■ **DATA LINES**
◆ ◆ ◆ ◆ ◆ ◆ ◆

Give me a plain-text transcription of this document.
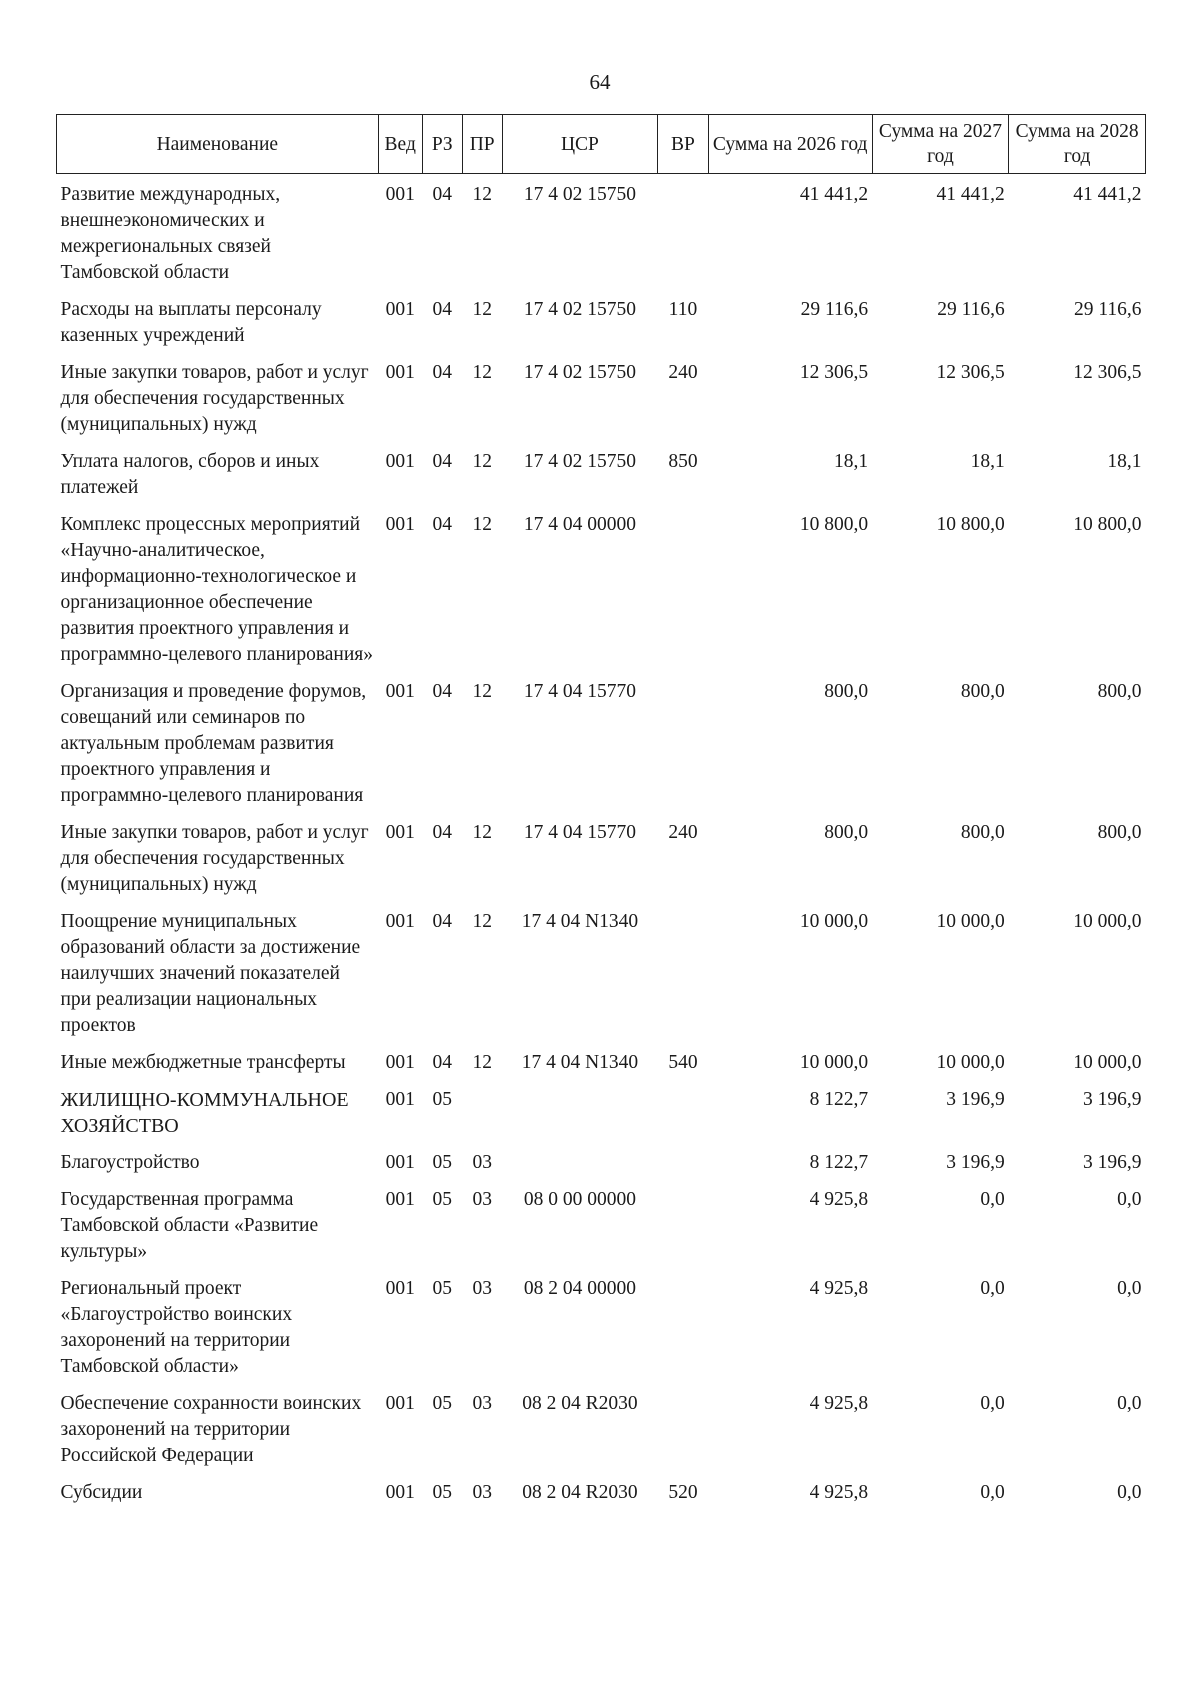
64
Наименование	Вед	РЗ	ПР	ЦСР	ВР	Сумма на 2026 год	Сумма на 2027 год	Сумма на 2028 год
Развитие международных, внешнеэкономических и межрегиональных связей Тамбовской области	001	04	12	17 4 02 15750		41 441,2	41 441,2	41 441,2
Расходы на выплаты персоналу казенных учреждений	001	04	12	17 4 02 15750	110	29 116,6	29 116,6	29 116,6
Иные закупки товаров, работ и услуг для обеспечения государственных (муниципальных) нужд	001	04	12	17 4 02 15750	240	12 306,5	12 306,5	12 306,5
Уплата налогов, сборов и иных платежей	001	04	12	17 4 02 15750	850	18,1	18,1	18,1
Комплекс процессных мероприятий «Научно-аналитическое, информационно-технологическое и организационное обеспечение развития проектного управления и программно-целевого планирования»	001	04	12	17 4 04 00000		10 800,0	10 800,0	10 800,0
Организация и проведение форумов, совещаний или семинаров по актуальным проблемам развития проектного управления и программно-целевого планирования	001	04	12	17 4 04 15770		800,0	800,0	800,0
Иные закупки товаров, работ и услуг для обеспечения государственных (муниципальных) нужд	001	04	12	17 4 04 15770	240	800,0	800,0	800,0
Поощрение муниципальных образований области за достижение наилучших значений показателей при реализации национальных проектов	001	04	12	17 4 04 N1340		10 000,0	10 000,0	10 000,0
Иные межбюджетные трансферты	001	04	12	17 4 04 N1340	540	10 000,0	10 000,0	10 000,0
ЖИЛИЩНО-КОММУНАЛЬНОЕ ХОЗЯЙСТВО	001	05				8 122,7	3 196,9	3 196,9
Благоустройство	001	05	03			8 122,7	3 196,9	3 196,9
Государственная программа Тамбовской области «Развитие культуры»	001	05	03	08 0 00 00000		4 925,8	0,0	0,0
Региональный проект «Благоустройство воинских захоронений на территории Тамбовской области»	001	05	03	08 2 04 00000		4 925,8	0,0	0,0
Обеспечение сохранности воинских захоронений на территории Российской Федерации	001	05	03	08 2 04 R2030		4 925,8	0,0	0,0
Субсидии	001	05	03	08 2 04 R2030	520	4 925,8	0,0	0,0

◆ ◆ ◆ ◆ ◆ ◆ ◆

■ **WHAT YOU WILL DO**
Leave out the pictures and copy everything else in the records word for word.

■ **SOLUTION BELOW**
Give me a plain-text transcription of this document.
64
Наименование	Вед	РЗ	ПР	ЦСР	ВР	Сумма на 2026 год	Сумма на 2027 год	Сумма на 2028 год
Развитие международных, внешнеэкономических и межрегиональных связей Тамбовской области	001	04	12	17 4 02 15750		41 441,2	41 441,2	41 441,2
Расходы на выплаты персоналу казенных учреждений	001	04	12	17 4 02 15750	110	29 116,6	29 116,6	29 116,6
Иные закупки товаров, работ и услуг для обеспечения государственных (муниципальных) нужд	001	04	12	17 4 02 15750	240	12 306,5	12 306,5	12 306,5
Уплата налогов, сборов и иных платежей	001	04	12	17 4 02 15750	850	18,1	18,1	18,1
Комплекс процессных мероприятий «Научно-аналитическое, информационно-технологическое и организационное обеспечение развития проектного управления и программно-целевого планирования»	001	04	12	17 4 04 00000		10 800,0	10 800,0	10 800,0
Организация и проведение форумов, совещаний или семинаров по актуальным проблемам развития проектного управления и программно-целевого планирования	001	04	12	17 4 04 15770		800,0	800,0	800,0
Иные закупки товаров, работ и услуг для обеспечения государственных (муниципальных) нужд	001	04	12	17 4 04 15770	240	800,0	800,0	800,0
Поощрение муниципальных образований области за достижение наилучших значений показателей при реализации национальных проектов	001	04	12	17 4 04 N1340		10 000,0	10 000,0	10 000,0
Иные межбюджетные трансферты	001	04	12	17 4 04 N1340	540	10 000,0	10 000,0	10 000,0
ЖИЛИЩНО-КОММУНАЛЬНОЕ ХОЗЯЙСТВО	001	05				8 122,7	3 196,9	3 196,9
Благоустройство	001	05	03			8 122,7	3 196,9	3 196,9
Государственная программа Тамбовской области «Развитие культуры»	001	05	03	08 0 00 00000		4 925,8	0,0	0,0
Региональный проект «Благоустройство воинских захоронений на территории Тамбовской области»	001	05	03	08 2 04 00000		4 925,8	0,0	0,0
Обеспечение сохранности воинских захоронений на территории Российской Федерации	001	05	03	08 2 04 R2030		4 925,8	0,0	0,0
Субсидии	001	05	03	08 2 04 R2030	520	4 925,8	0,0	0,0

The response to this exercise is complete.